## begin Available records

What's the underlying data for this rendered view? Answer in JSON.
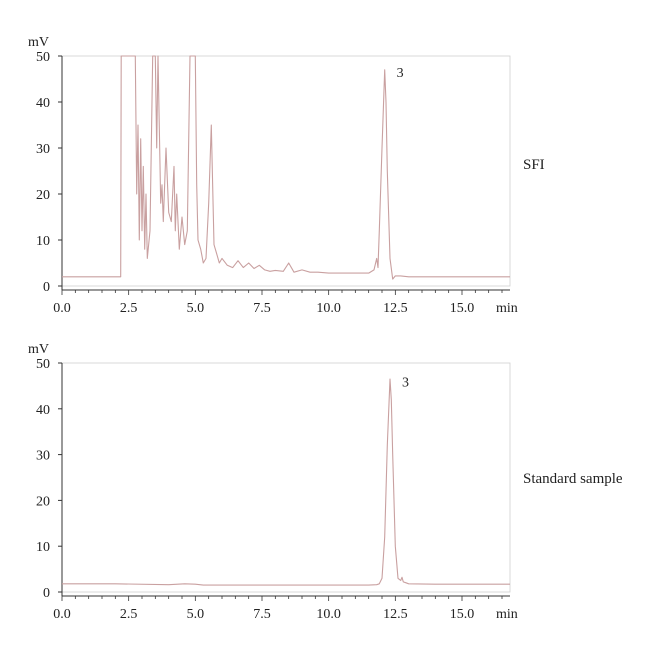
{
  "chart_data": [
    {
      "type": "line",
      "title": "",
      "side_label": "SFI",
      "ylabel": "mV",
      "xlabel": "min",
      "ylim": [
        0,
        50
      ],
      "xlim": [
        0,
        16.8
      ],
      "y_ticks": [
        0,
        10,
        20,
        30,
        40,
        50
      ],
      "x_ticks": [
        0.0,
        2.5,
        5.0,
        7.5,
        10.0,
        12.5,
        15.0
      ],
      "x_tick_labels": [
        "0.0",
        "2.5",
        "5.0",
        "7.5",
        "10.0",
        "12.5",
        "15.0"
      ],
      "peak_label": {
        "text": "3",
        "x": 12.55,
        "y": 46.5
      },
      "series": [
        {
          "color": "#c9a0a0",
          "x": [
            0,
            2.2,
            2.22,
            2.45,
            2.5,
            2.6,
            2.7,
            2.75,
            2.8,
            2.85,
            2.9,
            2.95,
            3.0,
            3.05,
            3.1,
            3.15,
            3.2,
            3.3,
            3.4,
            3.5,
            3.55,
            3.6,
            3.7,
            3.75,
            3.8,
            3.9,
            4.0,
            4.1,
            4.2,
            4.25,
            4.3,
            4.4,
            4.5,
            4.6,
            4.7,
            4.8,
            4.9,
            5.0,
            5.05,
            5.1,
            5.2,
            5.3,
            5.4,
            5.5,
            5.6,
            5.7,
            5.8,
            5.9,
            6.0,
            6.2,
            6.4,
            6.6,
            6.8,
            7.0,
            7.2,
            7.4,
            7.6,
            7.8,
            8.0,
            8.3,
            8.5,
            8.7,
            9.0,
            9.3,
            9.6,
            10.0,
            10.5,
            11.0,
            11.5,
            11.7,
            11.8,
            11.85,
            11.9,
            12.0,
            12.1,
            12.15,
            12.2,
            12.3,
            12.4,
            12.5,
            12.7,
            13.0,
            14.0,
            15.0,
            16.0,
            16.8
          ],
          "y": [
            2,
            2,
            50,
            50,
            50,
            50,
            50,
            50,
            20,
            35,
            10,
            32,
            12,
            26,
            8,
            20,
            6,
            12,
            50,
            50,
            30,
            50,
            18,
            22,
            14,
            30,
            16,
            14,
            26,
            12,
            20,
            8,
            15,
            9,
            12,
            50,
            50,
            50,
            22,
            10,
            8,
            5,
            6,
            18,
            35,
            9,
            7,
            5,
            6,
            4.5,
            4,
            5.5,
            4,
            5,
            3.8,
            4.5,
            3.5,
            3.2,
            3.4,
            3.2,
            5,
            3,
            3.5,
            3,
            3,
            2.8,
            2.8,
            2.8,
            2.8,
            3.5,
            6,
            4,
            12,
            30,
            47,
            40,
            25,
            6,
            1.5,
            2.2,
            2.2,
            2,
            2,
            2,
            2,
            2
          ]
        }
      ]
    },
    {
      "type": "line",
      "title": "",
      "side_label": "Standard sample",
      "ylabel": "mV",
      "xlabel": "min",
      "ylim": [
        0,
        50
      ],
      "xlim": [
        0,
        16.8
      ],
      "y_ticks": [
        0,
        10,
        20,
        30,
        40,
        50
      ],
      "x_ticks": [
        0.0,
        2.5,
        5.0,
        7.5,
        10.0,
        12.5,
        15.0
      ],
      "x_tick_labels": [
        "0.0",
        "2.5",
        "5.0",
        "7.5",
        "10.0",
        "12.5",
        "15.0"
      ],
      "peak_label": {
        "text": "3",
        "x": 12.75,
        "y": 46
      },
      "series": [
        {
          "color": "#c9a0a0",
          "x": [
            0,
            2.0,
            4.0,
            4.6,
            5.0,
            5.3,
            6.0,
            8.0,
            10.0,
            11.5,
            11.8,
            11.9,
            12.0,
            12.1,
            12.2,
            12.3,
            12.35,
            12.4,
            12.5,
            12.6,
            12.7,
            12.75,
            12.8,
            12.9,
            13.0,
            14.0,
            15.0,
            16.0,
            16.8
          ],
          "y": [
            1.8,
            1.8,
            1.6,
            1.8,
            1.7,
            1.5,
            1.5,
            1.5,
            1.5,
            1.5,
            1.6,
            1.8,
            3,
            12,
            32,
            46.5,
            42,
            30,
            10,
            3,
            2.5,
            3.2,
            2.2,
            2,
            1.8,
            1.7,
            1.7,
            1.7,
            1.7
          ]
        }
      ]
    }
  ]
}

## end Available records

- _Given problem_:
Reproduce all of the data exactly; the pictures do not belong in the copy.

- _Task response_:
What's the underlying data for this rendered view? Answer in JSON.
{
  "chart_data": [
    {
      "type": "line",
      "title": "",
      "side_label": "SFI",
      "ylabel": "mV",
      "xlabel": "min",
      "ylim": [
        0,
        50
      ],
      "xlim": [
        0,
        16.8
      ],
      "y_ticks": [
        0,
        10,
        20,
        30,
        40,
        50
      ],
      "x_ticks": [
        0.0,
        2.5,
        5.0,
        7.5,
        10.0,
        12.5,
        15.0
      ],
      "x_tick_labels": [
        "0.0",
        "2.5",
        "5.0",
        "7.5",
        "10.0",
        "12.5",
        "15.0"
      ],
      "peak_label": {
        "text": "3",
        "x": 12.55,
        "y": 46.5
      },
      "series": [
        {
          "color": "#c9a0a0",
          "x": [
            0,
            2.2,
            2.22,
            2.45,
            2.5,
            2.6,
            2.7,
            2.75,
            2.8,
            2.85,
            2.9,
            2.95,
            3.0,
            3.05,
            3.1,
            3.15,
            3.2,
            3.3,
            3.4,
            3.5,
            3.55,
            3.6,
            3.7,
            3.75,
            3.8,
            3.9,
            4.0,
            4.1,
            4.2,
            4.25,
            4.3,
            4.4,
            4.5,
            4.6,
            4.7,
            4.8,
            4.9,
            5.0,
            5.05,
            5.1,
            5.2,
            5.3,
            5.4,
            5.5,
            5.6,
            5.7,
            5.8,
            5.9,
            6.0,
            6.2,
            6.4,
            6.6,
            6.8,
            7.0,
            7.2,
            7.4,
            7.6,
            7.8,
            8.0,
            8.3,
            8.5,
            8.7,
            9.0,
            9.3,
            9.6,
            10.0,
            10.5,
            11.0,
            11.5,
            11.7,
            11.8,
            11.85,
            11.9,
            12.0,
            12.1,
            12.15,
            12.2,
            12.3,
            12.4,
            12.5,
            12.7,
            13.0,
            14.0,
            15.0,
            16.0,
            16.8
          ],
          "y": [
            2,
            2,
            50,
            50,
            50,
            50,
            50,
            50,
            20,
            35,
            10,
            32,
            12,
            26,
            8,
            20,
            6,
            12,
            50,
            50,
            30,
            50,
            18,
            22,
            14,
            30,
            16,
            14,
            26,
            12,
            20,
            8,
            15,
            9,
            12,
            50,
            50,
            50,
            22,
            10,
            8,
            5,
            6,
            18,
            35,
            9,
            7,
            5,
            6,
            4.5,
            4,
            5.5,
            4,
            5,
            3.8,
            4.5,
            3.5,
            3.2,
            3.4,
            3.2,
            5,
            3,
            3.5,
            3,
            3,
            2.8,
            2.8,
            2.8,
            2.8,
            3.5,
            6,
            4,
            12,
            30,
            47,
            40,
            25,
            6,
            1.5,
            2.2,
            2.2,
            2,
            2,
            2,
            2,
            2
          ]
        }
      ]
    },
    {
      "type": "line",
      "title": "",
      "side_label": "Standard sample",
      "ylabel": "mV",
      "xlabel": "min",
      "ylim": [
        0,
        50
      ],
      "xlim": [
        0,
        16.8
      ],
      "y_ticks": [
        0,
        10,
        20,
        30,
        40,
        50
      ],
      "x_ticks": [
        0.0,
        2.5,
        5.0,
        7.5,
        10.0,
        12.5,
        15.0
      ],
      "x_tick_labels": [
        "0.0",
        "2.5",
        "5.0",
        "7.5",
        "10.0",
        "12.5",
        "15.0"
      ],
      "peak_label": {
        "text": "3",
        "x": 12.75,
        "y": 46
      },
      "series": [
        {
          "color": "#c9a0a0",
          "x": [
            0,
            2.0,
            4.0,
            4.6,
            5.0,
            5.3,
            6.0,
            8.0,
            10.0,
            11.5,
            11.8,
            11.9,
            12.0,
            12.1,
            12.2,
            12.3,
            12.35,
            12.4,
            12.5,
            12.6,
            12.7,
            12.75,
            12.8,
            12.9,
            13.0,
            14.0,
            15.0,
            16.0,
            16.8
          ],
          "y": [
            1.8,
            1.8,
            1.6,
            1.8,
            1.7,
            1.5,
            1.5,
            1.5,
            1.5,
            1.5,
            1.6,
            1.8,
            3,
            12,
            32,
            46.5,
            42,
            30,
            10,
            3,
            2.5,
            3.2,
            2.2,
            2,
            1.8,
            1.7,
            1.7,
            1.7,
            1.7
          ]
        }
      ]
    }
  ]
}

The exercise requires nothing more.